- TASK TO CARRY OUT
State how many lines contain "plus", and write nothing except that count.

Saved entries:
.....
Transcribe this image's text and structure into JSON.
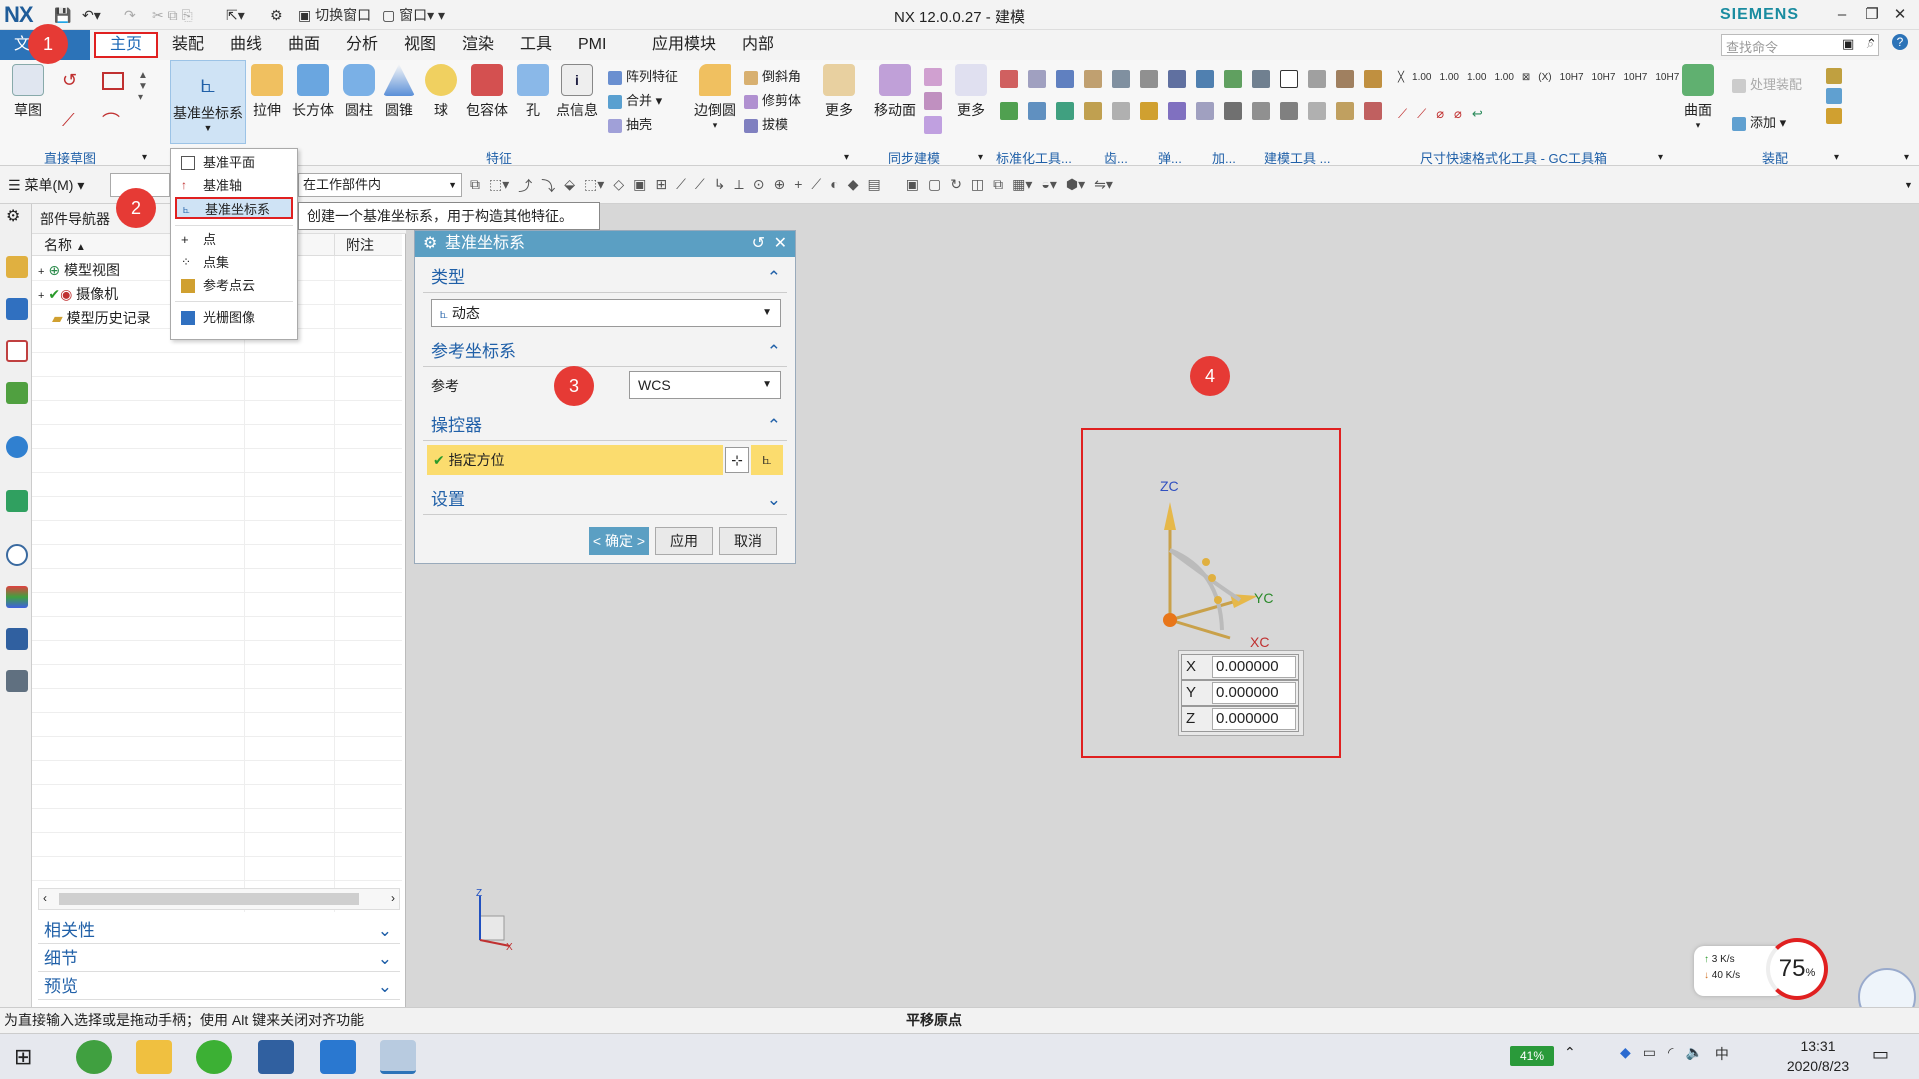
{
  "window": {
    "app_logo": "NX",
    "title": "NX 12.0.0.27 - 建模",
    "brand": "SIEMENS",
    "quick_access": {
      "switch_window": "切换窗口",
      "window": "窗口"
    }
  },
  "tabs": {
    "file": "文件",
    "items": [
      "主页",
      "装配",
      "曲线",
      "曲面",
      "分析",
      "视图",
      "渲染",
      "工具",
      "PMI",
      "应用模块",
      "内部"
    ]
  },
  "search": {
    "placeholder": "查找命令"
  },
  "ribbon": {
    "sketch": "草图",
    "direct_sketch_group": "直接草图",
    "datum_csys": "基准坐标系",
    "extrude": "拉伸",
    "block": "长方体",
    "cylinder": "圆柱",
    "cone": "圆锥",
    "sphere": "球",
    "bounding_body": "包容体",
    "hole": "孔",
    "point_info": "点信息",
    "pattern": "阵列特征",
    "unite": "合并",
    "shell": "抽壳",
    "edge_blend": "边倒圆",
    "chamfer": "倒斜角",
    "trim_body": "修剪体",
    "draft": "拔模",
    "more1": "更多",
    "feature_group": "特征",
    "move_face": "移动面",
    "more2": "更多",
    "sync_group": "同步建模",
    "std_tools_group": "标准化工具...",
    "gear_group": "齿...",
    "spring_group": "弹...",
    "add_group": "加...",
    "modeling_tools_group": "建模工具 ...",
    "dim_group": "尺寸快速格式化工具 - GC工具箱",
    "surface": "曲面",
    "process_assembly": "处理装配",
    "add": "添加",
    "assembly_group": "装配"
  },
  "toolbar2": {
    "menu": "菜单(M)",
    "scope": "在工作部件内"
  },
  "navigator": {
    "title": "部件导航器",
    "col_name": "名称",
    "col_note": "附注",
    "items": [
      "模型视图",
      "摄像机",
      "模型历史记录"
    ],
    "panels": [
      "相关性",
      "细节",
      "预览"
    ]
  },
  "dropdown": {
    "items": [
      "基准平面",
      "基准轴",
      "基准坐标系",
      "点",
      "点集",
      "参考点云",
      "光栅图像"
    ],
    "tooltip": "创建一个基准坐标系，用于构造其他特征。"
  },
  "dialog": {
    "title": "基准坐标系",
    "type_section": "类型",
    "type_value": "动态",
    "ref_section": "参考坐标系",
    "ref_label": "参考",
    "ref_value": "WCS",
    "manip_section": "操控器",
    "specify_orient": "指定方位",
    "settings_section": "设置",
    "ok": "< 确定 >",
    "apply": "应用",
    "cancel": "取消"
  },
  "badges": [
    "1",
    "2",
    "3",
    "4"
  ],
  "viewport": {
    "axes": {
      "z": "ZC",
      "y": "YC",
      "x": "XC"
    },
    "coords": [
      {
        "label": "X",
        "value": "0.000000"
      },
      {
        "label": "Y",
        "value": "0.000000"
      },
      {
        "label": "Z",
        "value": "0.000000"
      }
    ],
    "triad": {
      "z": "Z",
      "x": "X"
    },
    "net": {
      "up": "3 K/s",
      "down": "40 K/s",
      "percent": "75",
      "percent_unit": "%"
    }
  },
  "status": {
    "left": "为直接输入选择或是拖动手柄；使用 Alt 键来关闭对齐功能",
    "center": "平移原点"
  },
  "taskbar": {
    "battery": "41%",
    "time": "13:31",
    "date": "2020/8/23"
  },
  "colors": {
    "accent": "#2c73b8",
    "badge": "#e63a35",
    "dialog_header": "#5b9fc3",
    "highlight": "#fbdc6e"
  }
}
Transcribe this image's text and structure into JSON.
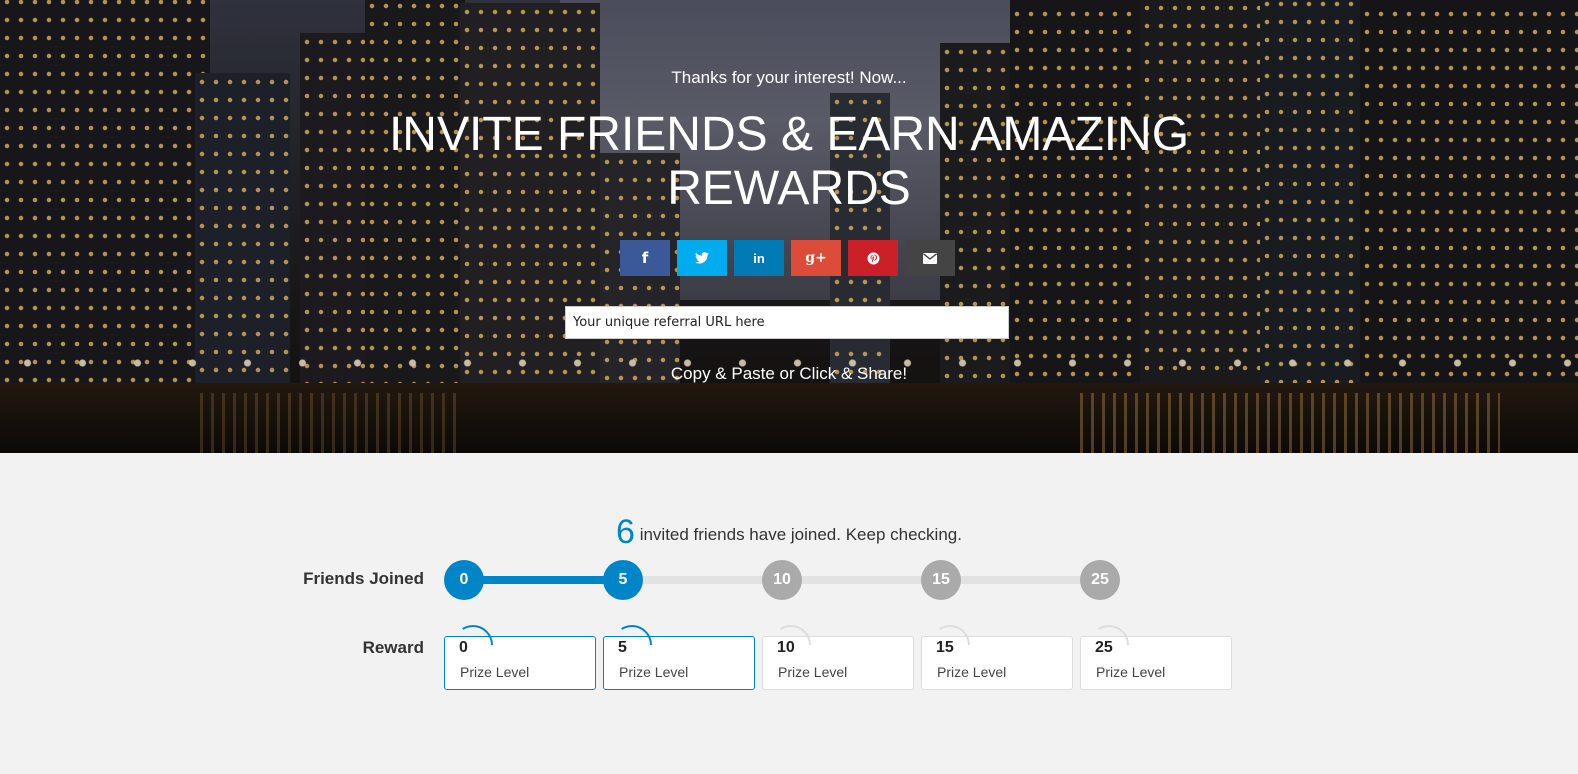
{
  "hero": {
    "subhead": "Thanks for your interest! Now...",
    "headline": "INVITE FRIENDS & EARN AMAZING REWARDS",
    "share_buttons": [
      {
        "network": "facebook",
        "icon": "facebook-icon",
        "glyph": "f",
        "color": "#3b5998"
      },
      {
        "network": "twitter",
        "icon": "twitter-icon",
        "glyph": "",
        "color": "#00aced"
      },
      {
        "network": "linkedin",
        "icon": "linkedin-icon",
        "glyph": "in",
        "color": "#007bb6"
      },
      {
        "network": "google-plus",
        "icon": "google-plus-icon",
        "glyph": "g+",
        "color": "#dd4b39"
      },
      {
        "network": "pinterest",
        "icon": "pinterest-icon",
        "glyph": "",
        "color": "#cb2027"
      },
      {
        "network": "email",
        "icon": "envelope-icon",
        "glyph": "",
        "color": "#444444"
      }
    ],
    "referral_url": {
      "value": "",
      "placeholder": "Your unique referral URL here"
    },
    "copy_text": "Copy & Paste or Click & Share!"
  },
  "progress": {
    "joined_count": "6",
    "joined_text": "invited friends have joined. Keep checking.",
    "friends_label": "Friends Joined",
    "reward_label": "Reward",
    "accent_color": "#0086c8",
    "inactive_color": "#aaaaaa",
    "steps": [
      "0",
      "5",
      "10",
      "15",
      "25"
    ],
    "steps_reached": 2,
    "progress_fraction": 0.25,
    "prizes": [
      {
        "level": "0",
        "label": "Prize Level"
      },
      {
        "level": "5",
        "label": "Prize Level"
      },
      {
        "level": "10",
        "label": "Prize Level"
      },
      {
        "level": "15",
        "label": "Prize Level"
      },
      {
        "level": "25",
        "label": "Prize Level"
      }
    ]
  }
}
.....
- RESPONSE FOR THIS EXERCISE
2